* [WHAT THIS TASK INVOLVES]: Exact reproduction of the data is required, with images excluded.
### DATA PROVIDED ###
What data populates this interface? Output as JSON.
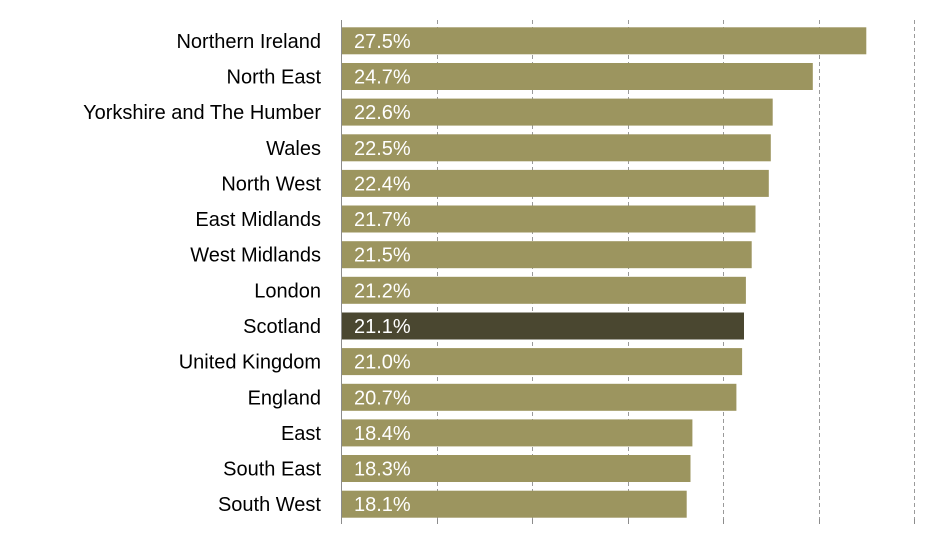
{
  "chart_data": {
    "type": "bar",
    "orientation": "horizontal",
    "title": "",
    "xlabel": "",
    "ylabel": "",
    "xlim": [
      0,
      30
    ],
    "grid": "vertical-dashed",
    "highlight_color": "#4a4730",
    "bar_color": "#9c955f",
    "categories": [
      "Northern Ireland",
      "North East",
      "Yorkshire and The Humber",
      "Wales",
      "North West",
      "East Midlands",
      "West Midlands",
      "London",
      "Scotland",
      "United Kingdom",
      "England",
      "East",
      "South East",
      "South West"
    ],
    "values": [
      27.5,
      24.7,
      22.6,
      22.5,
      22.4,
      21.7,
      21.5,
      21.2,
      21.1,
      21.0,
      20.7,
      18.4,
      18.3,
      18.1
    ],
    "value_labels": [
      "27.5%",
      "24.7%",
      "22.6%",
      "22.5%",
      "22.4%",
      "21.7%",
      "21.5%",
      "21.2%",
      "21.1%",
      "21.0%",
      "20.7%",
      "18.4%",
      "18.3%",
      "18.1%"
    ],
    "highlighted_category": "Scotland"
  }
}
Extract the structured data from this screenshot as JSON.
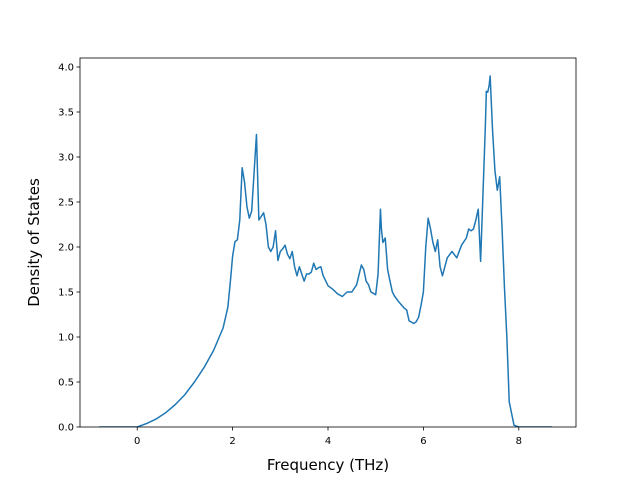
{
  "chart_data": {
    "type": "line",
    "xlabel": "Frequency (THz)",
    "ylabel": "Density of States",
    "xlim": [
      -1.2,
      9.2
    ],
    "ylim": [
      0.0,
      4.1
    ],
    "xticks": [
      0,
      2,
      4,
      6,
      8
    ],
    "xtick_labels": [
      "0",
      "2",
      "4",
      "6",
      "8"
    ],
    "yticks": [
      0.0,
      0.5,
      1.0,
      1.5,
      2.0,
      2.5,
      3.0,
      3.5,
      4.0
    ],
    "ytick_labels": [
      "0.0",
      "0.5",
      "1.0",
      "1.5",
      "2.0",
      "2.5",
      "3.0",
      "3.5",
      "4.0"
    ],
    "grid": false,
    "series": [
      {
        "color": "#1f77b4",
        "x": [
          -0.8,
          0.0,
          0.2,
          0.4,
          0.6,
          0.8,
          1.0,
          1.2,
          1.4,
          1.6,
          1.8,
          1.9,
          1.95,
          2.0,
          2.05,
          2.1,
          2.15,
          2.2,
          2.25,
          2.3,
          2.35,
          2.4,
          2.5,
          2.55,
          2.65,
          2.7,
          2.75,
          2.8,
          2.85,
          2.9,
          2.95,
          3.0,
          3.05,
          3.1,
          3.15,
          3.2,
          3.25,
          3.3,
          3.35,
          3.4,
          3.45,
          3.5,
          3.55,
          3.6,
          3.65,
          3.7,
          3.75,
          3.8,
          3.85,
          3.9,
          4.0,
          4.1,
          4.2,
          4.3,
          4.4,
          4.5,
          4.6,
          4.7,
          4.75,
          4.8,
          4.85,
          4.9,
          5.0,
          5.05,
          5.1,
          5.12,
          5.15,
          5.2,
          5.25,
          5.3,
          5.35,
          5.4,
          5.5,
          5.6,
          5.65,
          5.7,
          5.8,
          5.85,
          5.9,
          5.95,
          6.0,
          6.05,
          6.1,
          6.15,
          6.2,
          6.25,
          6.3,
          6.35,
          6.4,
          6.5,
          6.6,
          6.7,
          6.8,
          6.9,
          6.95,
          7.0,
          7.05,
          7.1,
          7.15,
          7.2,
          7.25,
          7.3,
          7.32,
          7.35,
          7.38,
          7.4,
          7.45,
          7.5,
          7.55,
          7.6,
          7.65,
          7.7,
          7.75,
          7.8,
          7.85,
          7.9,
          8.0,
          8.5,
          8.7
        ],
        "y": [
          0.0,
          0.0,
          0.04,
          0.09,
          0.16,
          0.25,
          0.36,
          0.5,
          0.66,
          0.85,
          1.1,
          1.33,
          1.6,
          1.9,
          2.06,
          2.08,
          2.3,
          2.88,
          2.72,
          2.45,
          2.32,
          2.4,
          3.25,
          2.3,
          2.38,
          2.25,
          2.0,
          1.95,
          2.0,
          2.18,
          1.85,
          1.95,
          1.98,
          2.02,
          1.92,
          1.87,
          1.95,
          1.78,
          1.68,
          1.78,
          1.7,
          1.62,
          1.7,
          1.7,
          1.72,
          1.82,
          1.75,
          1.77,
          1.78,
          1.68,
          1.57,
          1.53,
          1.48,
          1.45,
          1.5,
          1.5,
          1.58,
          1.8,
          1.75,
          1.62,
          1.58,
          1.5,
          1.47,
          1.7,
          2.42,
          2.2,
          2.05,
          2.1,
          1.75,
          1.62,
          1.5,
          1.45,
          1.38,
          1.32,
          1.3,
          1.18,
          1.15,
          1.17,
          1.22,
          1.35,
          1.5,
          2.0,
          2.32,
          2.2,
          2.05,
          1.95,
          2.08,
          1.78,
          1.68,
          1.88,
          1.95,
          1.88,
          2.02,
          2.1,
          2.2,
          2.18,
          2.2,
          2.3,
          2.42,
          1.84,
          2.6,
          3.35,
          3.73,
          3.72,
          3.8,
          3.9,
          3.3,
          2.85,
          2.63,
          2.78,
          2.2,
          1.55,
          1.0,
          0.28,
          0.15,
          0.02,
          0.0,
          0.0,
          0.0
        ]
      }
    ]
  }
}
###
* [COMPLETED TASK]:
What data populates this interface? Output as JSON.
{
  "chart_data": {
    "type": "bar",
    "orientation": "horizontal",
    "title": "",
    "xlabel": "",
    "ylabel": "",
    "xlim": [
      0,
      30
    ],
    "grid": "vertical-dashed",
    "highlight_color": "#4a4730",
    "bar_color": "#9c955f",
    "categories": [
      "Northern Ireland",
      "North East",
      "Yorkshire and The Humber",
      "Wales",
      "North West",
      "East Midlands",
      "West Midlands",
      "London",
      "Scotland",
      "United Kingdom",
      "England",
      "East",
      "South East",
      "South West"
    ],
    "values": [
      27.5,
      24.7,
      22.6,
      22.5,
      22.4,
      21.7,
      21.5,
      21.2,
      21.1,
      21.0,
      20.7,
      18.4,
      18.3,
      18.1
    ],
    "value_labels": [
      "27.5%",
      "24.7%",
      "22.6%",
      "22.5%",
      "22.4%",
      "21.7%",
      "21.5%",
      "21.2%",
      "21.1%",
      "21.0%",
      "20.7%",
      "18.4%",
      "18.3%",
      "18.1%"
    ],
    "highlighted_category": "Scotland"
  }
}
Extract the structured data from this screenshot as JSON.
{
  "chart_data": {
    "type": "line",
    "xlabel": "Frequency (THz)",
    "ylabel": "Density of States",
    "xlim": [
      -1.2,
      9.2
    ],
    "ylim": [
      0.0,
      4.1
    ],
    "xticks": [
      0,
      2,
      4,
      6,
      8
    ],
    "xtick_labels": [
      "0",
      "2",
      "4",
      "6",
      "8"
    ],
    "yticks": [
      0.0,
      0.5,
      1.0,
      1.5,
      2.0,
      2.5,
      3.0,
      3.5,
      4.0
    ],
    "ytick_labels": [
      "0.0",
      "0.5",
      "1.0",
      "1.5",
      "2.0",
      "2.5",
      "3.0",
      "3.5",
      "4.0"
    ],
    "grid": false,
    "series": [
      {
        "color": "#1f77b4",
        "x": [
          -0.8,
          0.0,
          0.2,
          0.4,
          0.6,
          0.8,
          1.0,
          1.2,
          1.4,
          1.6,
          1.8,
          1.9,
          1.95,
          2.0,
          2.05,
          2.1,
          2.15,
          2.2,
          2.25,
          2.3,
          2.35,
          2.4,
          2.5,
          2.55,
          2.65,
          2.7,
          2.75,
          2.8,
          2.85,
          2.9,
          2.95,
          3.0,
          3.05,
          3.1,
          3.15,
          3.2,
          3.25,
          3.3,
          3.35,
          3.4,
          3.45,
          3.5,
          3.55,
          3.6,
          3.65,
          3.7,
          3.75,
          3.8,
          3.85,
          3.9,
          4.0,
          4.1,
          4.2,
          4.3,
          4.4,
          4.5,
          4.6,
          4.7,
          4.75,
          4.8,
          4.85,
          4.9,
          5.0,
          5.05,
          5.1,
          5.12,
          5.15,
          5.2,
          5.25,
          5.3,
          5.35,
          5.4,
          5.5,
          5.6,
          5.65,
          5.7,
          5.8,
          5.85,
          5.9,
          5.95,
          6.0,
          6.05,
          6.1,
          6.15,
          6.2,
          6.25,
          6.3,
          6.35,
          6.4,
          6.5,
          6.6,
          6.7,
          6.8,
          6.9,
          6.95,
          7.0,
          7.05,
          7.1,
          7.15,
          7.2,
          7.25,
          7.3,
          7.32,
          7.35,
          7.38,
          7.4,
          7.45,
          7.5,
          7.55,
          7.6,
          7.65,
          7.7,
          7.75,
          7.8,
          7.85,
          7.9,
          8.0,
          8.5,
          8.7
        ],
        "y": [
          0.0,
          0.0,
          0.04,
          0.09,
          0.16,
          0.25,
          0.36,
          0.5,
          0.66,
          0.85,
          1.1,
          1.33,
          1.6,
          1.9,
          2.06,
          2.08,
          2.3,
          2.88,
          2.72,
          2.45,
          2.32,
          2.4,
          3.25,
          2.3,
          2.38,
          2.25,
          2.0,
          1.95,
          2.0,
          2.18,
          1.85,
          1.95,
          1.98,
          2.02,
          1.92,
          1.87,
          1.95,
          1.78,
          1.68,
          1.78,
          1.7,
          1.62,
          1.7,
          1.7,
          1.72,
          1.82,
          1.75,
          1.77,
          1.78,
          1.68,
          1.57,
          1.53,
          1.48,
          1.45,
          1.5,
          1.5,
          1.58,
          1.8,
          1.75,
          1.62,
          1.58,
          1.5,
          1.47,
          1.7,
          2.42,
          2.2,
          2.05,
          2.1,
          1.75,
          1.62,
          1.5,
          1.45,
          1.38,
          1.32,
          1.3,
          1.18,
          1.15,
          1.17,
          1.22,
          1.35,
          1.5,
          2.0,
          2.32,
          2.2,
          2.05,
          1.95,
          2.08,
          1.78,
          1.68,
          1.88,
          1.95,
          1.88,
          2.02,
          2.1,
          2.2,
          2.18,
          2.2,
          2.3,
          2.42,
          1.84,
          2.6,
          3.35,
          3.73,
          3.72,
          3.8,
          3.9,
          3.3,
          2.85,
          2.63,
          2.78,
          2.2,
          1.55,
          1.0,
          0.28,
          0.15,
          0.02,
          0.0,
          0.0,
          0.0
        ]
      }
    ]
  }
}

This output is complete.